PROBLEM DESCRIPTION
Return the entries verbatim and drop every picture.

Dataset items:
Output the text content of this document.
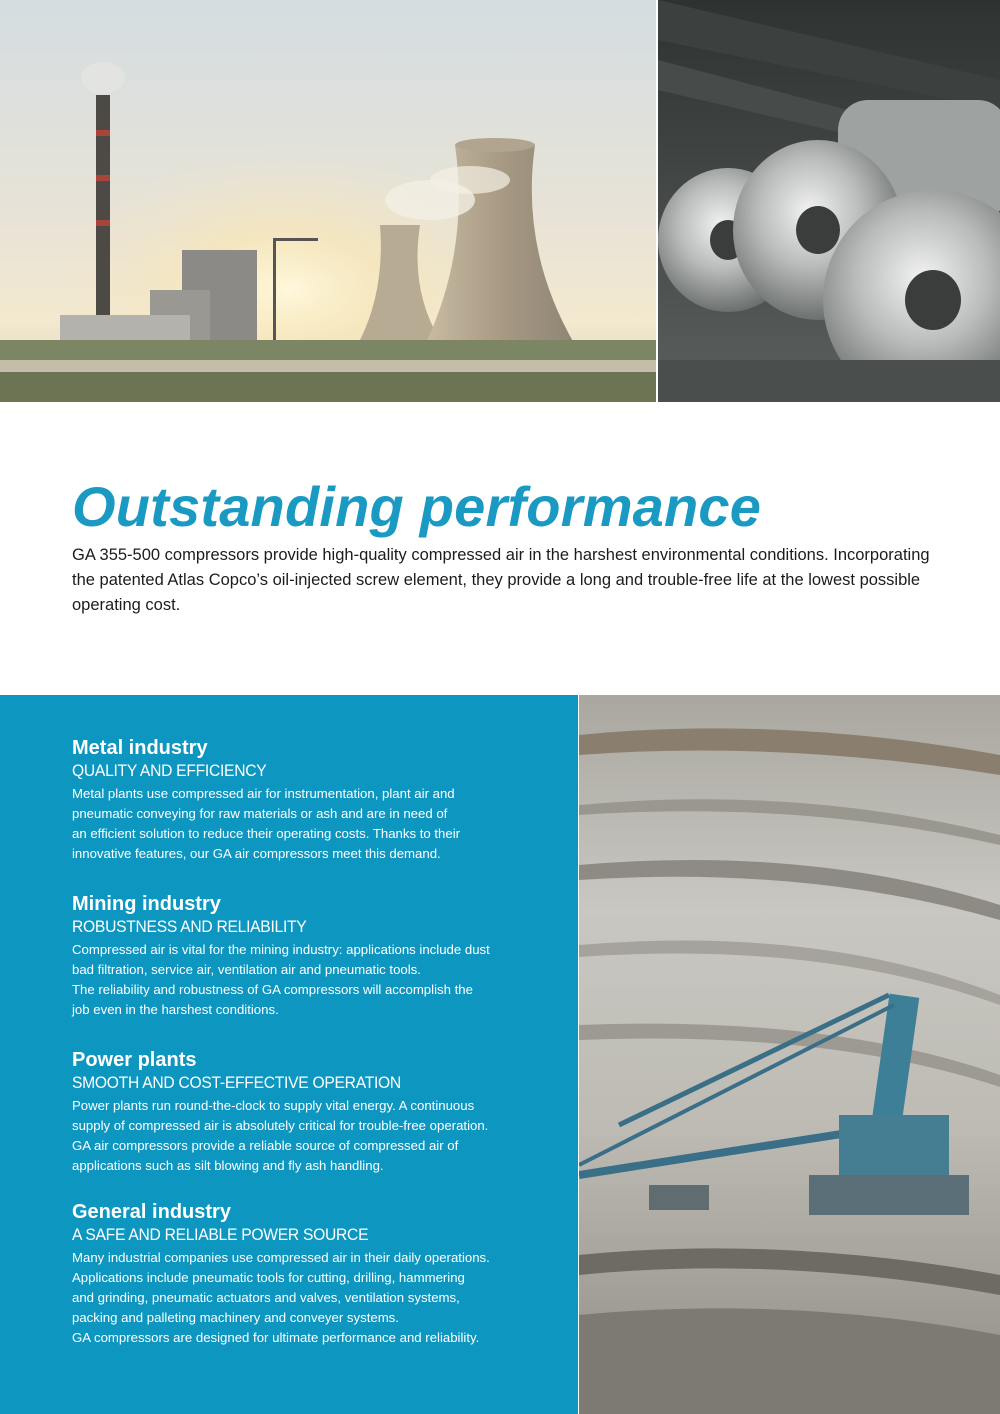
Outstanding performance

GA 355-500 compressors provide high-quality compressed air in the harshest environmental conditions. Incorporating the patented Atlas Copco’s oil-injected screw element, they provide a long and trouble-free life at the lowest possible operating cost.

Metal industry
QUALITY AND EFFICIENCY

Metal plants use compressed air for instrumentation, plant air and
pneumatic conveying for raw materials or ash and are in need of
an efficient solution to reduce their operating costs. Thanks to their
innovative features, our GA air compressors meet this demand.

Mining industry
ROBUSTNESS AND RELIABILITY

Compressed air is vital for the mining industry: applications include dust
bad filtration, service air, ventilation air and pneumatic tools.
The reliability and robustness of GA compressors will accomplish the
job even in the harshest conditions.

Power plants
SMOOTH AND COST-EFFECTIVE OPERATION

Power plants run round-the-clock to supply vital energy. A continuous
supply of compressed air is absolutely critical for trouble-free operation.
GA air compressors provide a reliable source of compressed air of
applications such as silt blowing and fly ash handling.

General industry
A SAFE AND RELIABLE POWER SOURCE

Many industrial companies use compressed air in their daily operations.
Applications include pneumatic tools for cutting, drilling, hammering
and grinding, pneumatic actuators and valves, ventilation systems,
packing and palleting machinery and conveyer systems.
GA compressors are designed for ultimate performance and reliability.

COMPLETED EXERCISE
Output the text content of this document.
Outstanding performance

GA 355-500 compressors provide high-quality compressed air in the harshest environmental conditions. Incorporating the patented Atlas Copco’s oil-injected screw element, they provide a long and trouble-free life at the lowest possible operating cost.

Metal industry
QUALITY AND EFFICIENCY

Metal plants use compressed air for instrumentation, plant air and
pneumatic conveying for raw materials or ash and are in need of
an efficient solution to reduce their operating costs. Thanks to their
innovative features, our GA air compressors meet this demand.

Mining industry
ROBUSTNESS AND RELIABILITY

Compressed air is vital for the mining industry: applications include dust
bad filtration, service air, ventilation air and pneumatic tools.
The reliability and robustness of GA compressors will accomplish the
job even in the harshest conditions.

Power plants
SMOOTH AND COST-EFFECTIVE OPERATION

Power plants run round-the-clock to supply vital energy. A continuous
supply of compressed air is absolutely critical for trouble-free operation.
GA air compressors provide a reliable source of compressed air of
applications such as silt blowing and fly ash handling.

General industry
A SAFE AND RELIABLE POWER SOURCE

Many industrial companies use compressed air in their daily operations.
Applications include pneumatic tools for cutting, drilling, hammering
and grinding, pneumatic actuators and valves, ventilation systems,
packing and palleting machinery and conveyer systems.
GA compressors are designed for ultimate performance and reliability.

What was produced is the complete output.